Gather from the listing below each line that includes the word "oleh", and copy it.
"""
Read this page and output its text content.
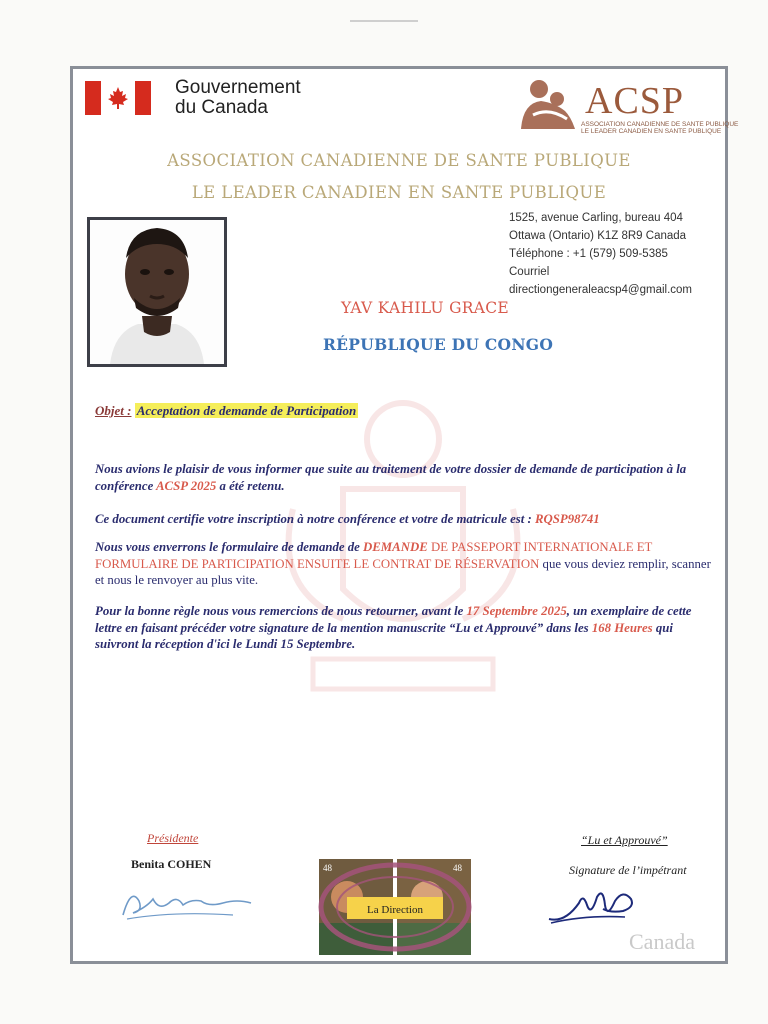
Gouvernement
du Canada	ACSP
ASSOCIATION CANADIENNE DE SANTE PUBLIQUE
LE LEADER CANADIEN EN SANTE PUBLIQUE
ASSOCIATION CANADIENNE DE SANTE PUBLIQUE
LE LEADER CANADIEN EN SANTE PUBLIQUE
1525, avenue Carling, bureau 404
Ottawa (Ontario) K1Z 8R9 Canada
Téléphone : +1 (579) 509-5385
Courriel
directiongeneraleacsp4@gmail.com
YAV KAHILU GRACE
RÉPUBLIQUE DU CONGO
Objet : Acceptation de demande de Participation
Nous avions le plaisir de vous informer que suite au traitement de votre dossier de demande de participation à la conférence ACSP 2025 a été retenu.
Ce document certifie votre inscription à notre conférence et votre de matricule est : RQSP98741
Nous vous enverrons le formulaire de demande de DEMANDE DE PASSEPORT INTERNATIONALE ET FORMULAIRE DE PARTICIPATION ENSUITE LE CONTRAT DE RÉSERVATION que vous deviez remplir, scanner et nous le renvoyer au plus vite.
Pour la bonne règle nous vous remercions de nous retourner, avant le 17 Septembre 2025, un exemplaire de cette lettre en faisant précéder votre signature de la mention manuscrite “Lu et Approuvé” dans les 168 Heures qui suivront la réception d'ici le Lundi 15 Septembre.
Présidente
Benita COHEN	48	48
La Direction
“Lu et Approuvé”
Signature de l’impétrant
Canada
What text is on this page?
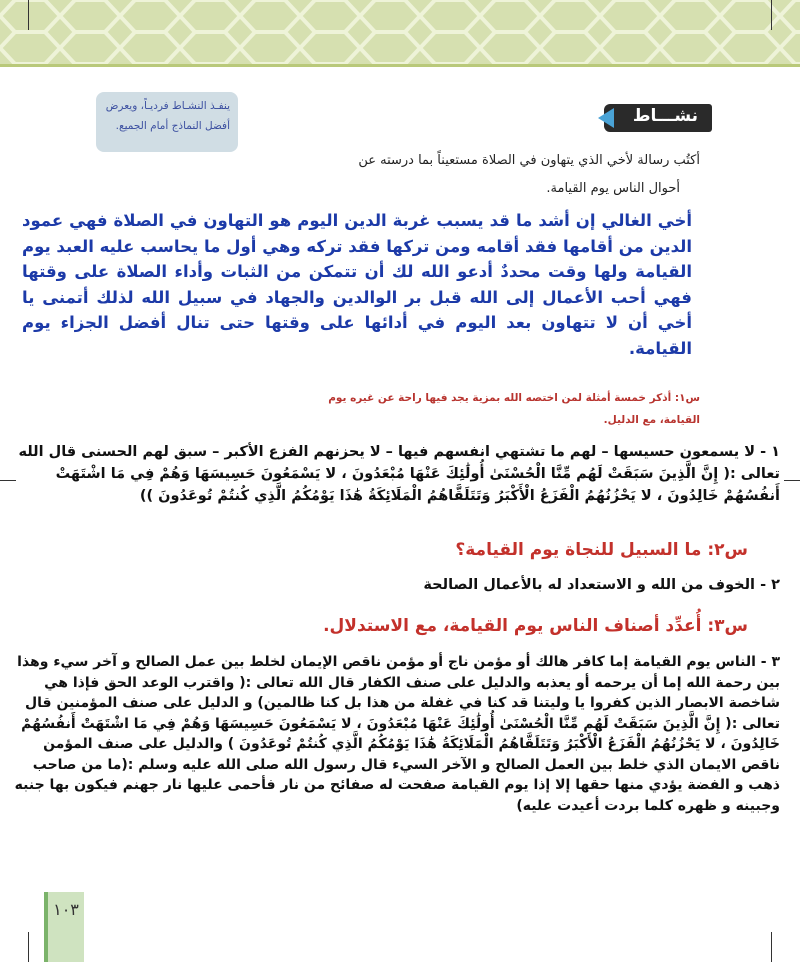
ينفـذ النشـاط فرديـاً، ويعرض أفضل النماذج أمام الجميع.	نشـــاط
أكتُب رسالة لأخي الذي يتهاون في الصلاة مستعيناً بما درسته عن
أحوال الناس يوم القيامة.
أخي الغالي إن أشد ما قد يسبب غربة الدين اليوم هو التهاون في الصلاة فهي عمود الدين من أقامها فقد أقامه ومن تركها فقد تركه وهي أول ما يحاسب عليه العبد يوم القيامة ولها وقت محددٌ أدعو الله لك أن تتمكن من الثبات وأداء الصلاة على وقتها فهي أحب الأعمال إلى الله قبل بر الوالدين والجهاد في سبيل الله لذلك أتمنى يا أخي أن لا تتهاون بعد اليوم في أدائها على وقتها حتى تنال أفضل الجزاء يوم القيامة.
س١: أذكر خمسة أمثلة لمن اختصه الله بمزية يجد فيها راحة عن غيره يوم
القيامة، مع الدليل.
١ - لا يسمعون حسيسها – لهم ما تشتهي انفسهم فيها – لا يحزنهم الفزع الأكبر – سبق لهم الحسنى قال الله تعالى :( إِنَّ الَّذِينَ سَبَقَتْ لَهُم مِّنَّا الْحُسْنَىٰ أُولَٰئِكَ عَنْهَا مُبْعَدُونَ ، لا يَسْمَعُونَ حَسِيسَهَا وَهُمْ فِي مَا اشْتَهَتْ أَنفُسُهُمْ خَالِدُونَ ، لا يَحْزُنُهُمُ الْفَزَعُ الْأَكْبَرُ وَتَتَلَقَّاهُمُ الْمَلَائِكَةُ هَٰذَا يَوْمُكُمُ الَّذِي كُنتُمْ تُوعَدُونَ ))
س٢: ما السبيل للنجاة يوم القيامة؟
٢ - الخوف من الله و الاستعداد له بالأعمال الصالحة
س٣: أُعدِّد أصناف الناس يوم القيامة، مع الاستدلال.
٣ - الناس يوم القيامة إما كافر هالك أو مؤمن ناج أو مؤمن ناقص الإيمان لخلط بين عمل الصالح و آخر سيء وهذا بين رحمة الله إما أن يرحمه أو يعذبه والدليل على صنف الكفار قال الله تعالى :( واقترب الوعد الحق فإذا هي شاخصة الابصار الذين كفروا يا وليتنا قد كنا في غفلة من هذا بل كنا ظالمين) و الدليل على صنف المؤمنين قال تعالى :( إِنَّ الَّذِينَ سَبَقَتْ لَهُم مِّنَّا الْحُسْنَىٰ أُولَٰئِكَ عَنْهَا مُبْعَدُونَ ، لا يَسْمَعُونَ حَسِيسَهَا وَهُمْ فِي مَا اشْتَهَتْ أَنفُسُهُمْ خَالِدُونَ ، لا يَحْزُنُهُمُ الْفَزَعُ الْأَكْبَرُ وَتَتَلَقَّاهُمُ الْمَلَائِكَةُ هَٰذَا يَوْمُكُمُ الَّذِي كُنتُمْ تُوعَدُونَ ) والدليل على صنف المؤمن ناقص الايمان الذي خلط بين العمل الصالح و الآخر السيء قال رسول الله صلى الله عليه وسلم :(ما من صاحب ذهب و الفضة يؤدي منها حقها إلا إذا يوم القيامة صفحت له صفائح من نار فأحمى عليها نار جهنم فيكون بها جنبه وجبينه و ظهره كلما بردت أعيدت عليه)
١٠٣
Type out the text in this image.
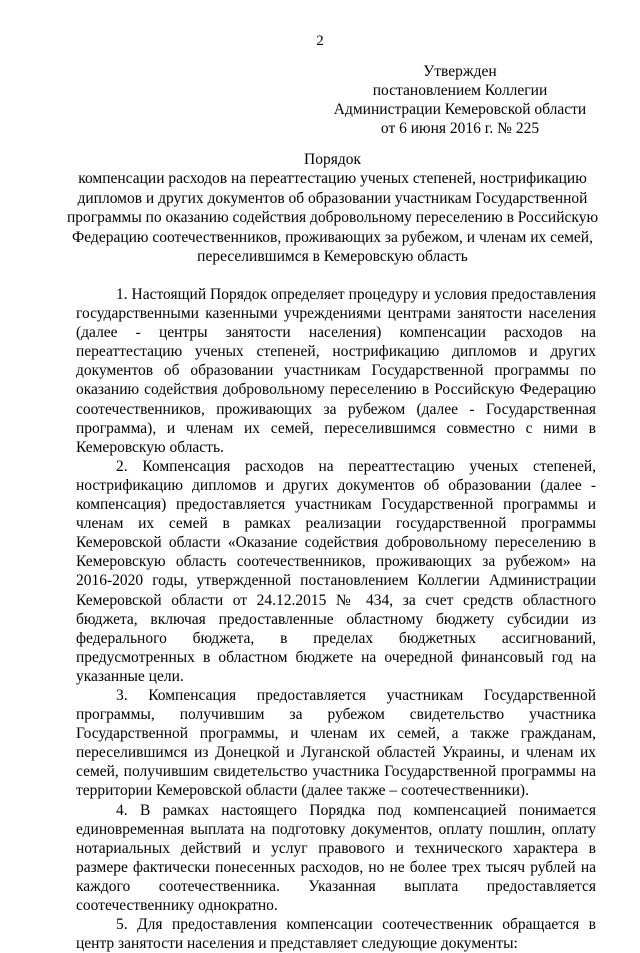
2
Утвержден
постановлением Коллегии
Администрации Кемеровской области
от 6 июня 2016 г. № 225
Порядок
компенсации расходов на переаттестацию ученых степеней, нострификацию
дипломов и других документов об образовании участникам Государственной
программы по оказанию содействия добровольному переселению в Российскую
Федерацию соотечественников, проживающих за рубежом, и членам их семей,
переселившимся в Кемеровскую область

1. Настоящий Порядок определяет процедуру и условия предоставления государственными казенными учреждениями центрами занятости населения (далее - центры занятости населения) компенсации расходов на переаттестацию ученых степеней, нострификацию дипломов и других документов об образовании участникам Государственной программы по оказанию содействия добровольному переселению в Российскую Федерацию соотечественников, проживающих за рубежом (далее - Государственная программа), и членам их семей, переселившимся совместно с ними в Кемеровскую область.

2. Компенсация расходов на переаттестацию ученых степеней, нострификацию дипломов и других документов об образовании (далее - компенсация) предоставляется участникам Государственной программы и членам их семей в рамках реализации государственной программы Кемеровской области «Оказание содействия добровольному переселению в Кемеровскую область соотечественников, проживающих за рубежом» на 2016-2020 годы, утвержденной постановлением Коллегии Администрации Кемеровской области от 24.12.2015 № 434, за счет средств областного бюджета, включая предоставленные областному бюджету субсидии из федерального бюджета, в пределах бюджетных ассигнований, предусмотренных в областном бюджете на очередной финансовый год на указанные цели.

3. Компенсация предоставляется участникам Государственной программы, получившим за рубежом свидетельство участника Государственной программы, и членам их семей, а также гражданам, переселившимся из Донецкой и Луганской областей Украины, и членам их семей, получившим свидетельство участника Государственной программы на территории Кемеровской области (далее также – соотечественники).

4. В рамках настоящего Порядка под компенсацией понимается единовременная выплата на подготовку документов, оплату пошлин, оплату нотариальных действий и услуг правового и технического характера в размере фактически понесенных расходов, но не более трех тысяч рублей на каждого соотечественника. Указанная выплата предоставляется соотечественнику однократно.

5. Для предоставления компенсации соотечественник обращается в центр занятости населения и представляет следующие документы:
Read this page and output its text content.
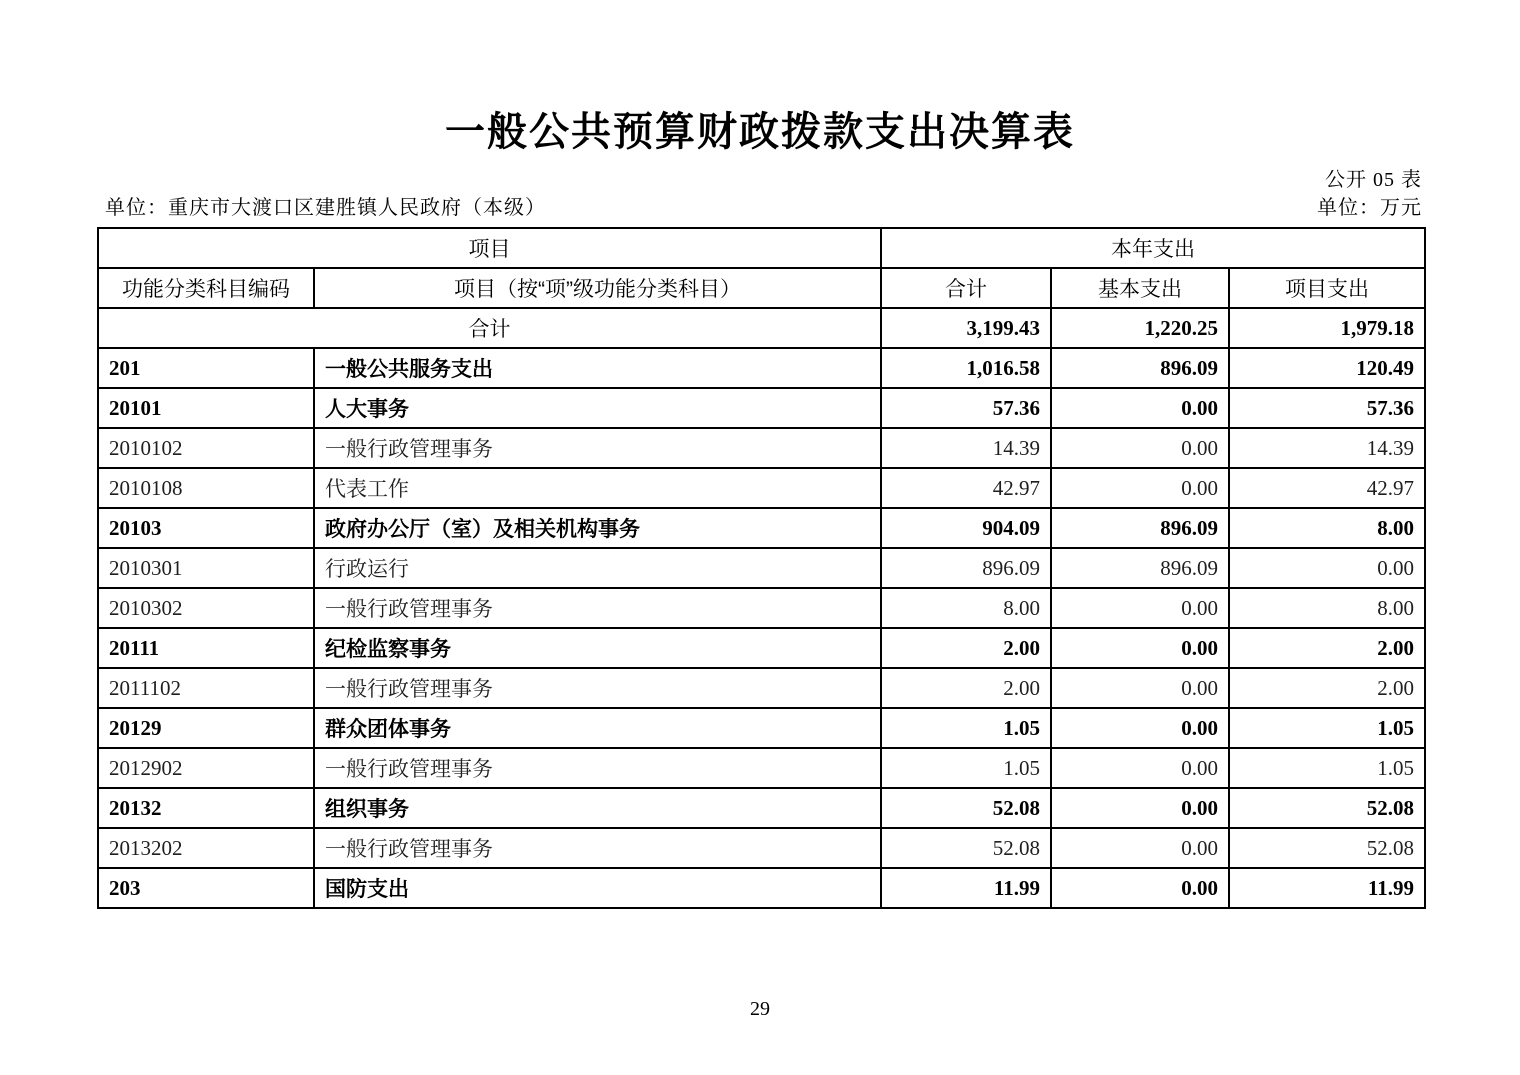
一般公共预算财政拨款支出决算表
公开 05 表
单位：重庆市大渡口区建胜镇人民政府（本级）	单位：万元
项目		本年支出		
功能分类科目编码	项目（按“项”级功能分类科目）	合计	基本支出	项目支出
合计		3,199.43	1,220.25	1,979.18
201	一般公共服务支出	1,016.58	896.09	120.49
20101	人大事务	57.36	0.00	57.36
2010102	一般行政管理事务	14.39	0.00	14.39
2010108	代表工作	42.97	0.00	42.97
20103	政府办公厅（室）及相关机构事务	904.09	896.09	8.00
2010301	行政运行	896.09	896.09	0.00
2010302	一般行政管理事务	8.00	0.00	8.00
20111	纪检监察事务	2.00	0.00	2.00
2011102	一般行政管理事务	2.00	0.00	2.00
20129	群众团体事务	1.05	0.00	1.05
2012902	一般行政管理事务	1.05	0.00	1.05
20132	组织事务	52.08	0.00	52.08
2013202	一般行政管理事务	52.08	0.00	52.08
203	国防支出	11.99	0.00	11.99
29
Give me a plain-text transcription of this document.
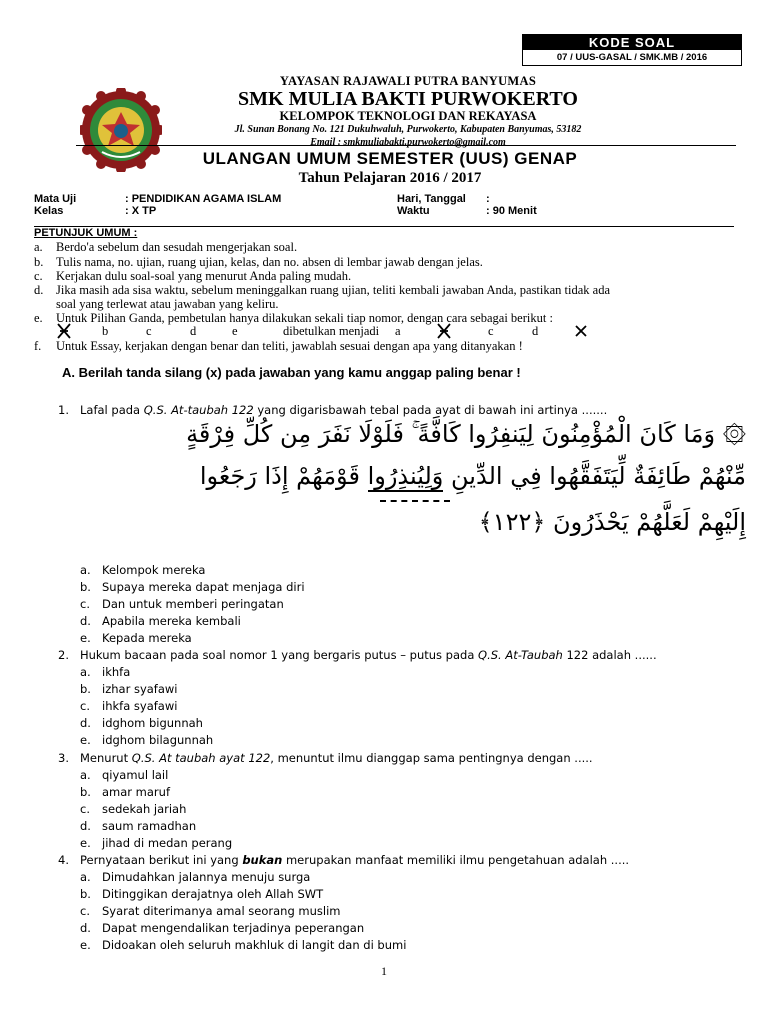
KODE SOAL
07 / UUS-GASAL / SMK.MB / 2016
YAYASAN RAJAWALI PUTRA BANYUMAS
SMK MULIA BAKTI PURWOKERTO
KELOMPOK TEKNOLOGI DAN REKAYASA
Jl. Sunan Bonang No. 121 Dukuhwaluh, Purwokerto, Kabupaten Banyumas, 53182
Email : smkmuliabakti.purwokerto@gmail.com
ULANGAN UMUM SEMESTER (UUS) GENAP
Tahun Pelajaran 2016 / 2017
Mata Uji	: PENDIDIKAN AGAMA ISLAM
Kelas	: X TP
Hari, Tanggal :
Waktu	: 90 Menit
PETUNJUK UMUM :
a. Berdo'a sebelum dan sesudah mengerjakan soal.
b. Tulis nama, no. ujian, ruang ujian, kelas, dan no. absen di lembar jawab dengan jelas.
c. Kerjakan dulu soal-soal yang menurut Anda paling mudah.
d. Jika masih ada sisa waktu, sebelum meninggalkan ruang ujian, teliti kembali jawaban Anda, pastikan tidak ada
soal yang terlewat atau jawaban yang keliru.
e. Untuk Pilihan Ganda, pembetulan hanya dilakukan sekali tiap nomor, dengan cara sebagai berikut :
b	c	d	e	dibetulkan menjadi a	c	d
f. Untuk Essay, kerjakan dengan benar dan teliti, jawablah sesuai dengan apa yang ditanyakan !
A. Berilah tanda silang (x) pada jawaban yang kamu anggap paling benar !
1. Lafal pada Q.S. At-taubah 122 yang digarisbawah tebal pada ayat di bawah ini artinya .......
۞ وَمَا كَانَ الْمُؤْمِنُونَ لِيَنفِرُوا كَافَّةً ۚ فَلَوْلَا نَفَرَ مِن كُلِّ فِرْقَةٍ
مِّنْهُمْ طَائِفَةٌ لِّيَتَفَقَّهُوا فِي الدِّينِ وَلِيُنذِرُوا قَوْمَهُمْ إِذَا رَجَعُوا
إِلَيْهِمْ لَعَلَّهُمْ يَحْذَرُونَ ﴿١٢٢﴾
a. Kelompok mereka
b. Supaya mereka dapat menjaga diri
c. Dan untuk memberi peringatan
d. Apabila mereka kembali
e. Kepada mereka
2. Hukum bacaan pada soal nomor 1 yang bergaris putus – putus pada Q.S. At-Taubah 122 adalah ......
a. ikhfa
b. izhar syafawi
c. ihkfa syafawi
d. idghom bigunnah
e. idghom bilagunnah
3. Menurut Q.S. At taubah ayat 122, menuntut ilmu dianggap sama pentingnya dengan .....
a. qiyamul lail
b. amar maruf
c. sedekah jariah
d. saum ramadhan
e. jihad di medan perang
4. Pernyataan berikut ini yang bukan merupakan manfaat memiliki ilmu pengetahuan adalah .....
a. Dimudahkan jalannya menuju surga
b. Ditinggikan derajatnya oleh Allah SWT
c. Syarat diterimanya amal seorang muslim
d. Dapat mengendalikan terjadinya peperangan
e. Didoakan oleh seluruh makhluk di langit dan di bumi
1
"""
- [Finished task]
b. Ditinggikan derajatnya oleh Allah SWT
e. Didoakan oleh seluruh makhluk di langit dan di bumi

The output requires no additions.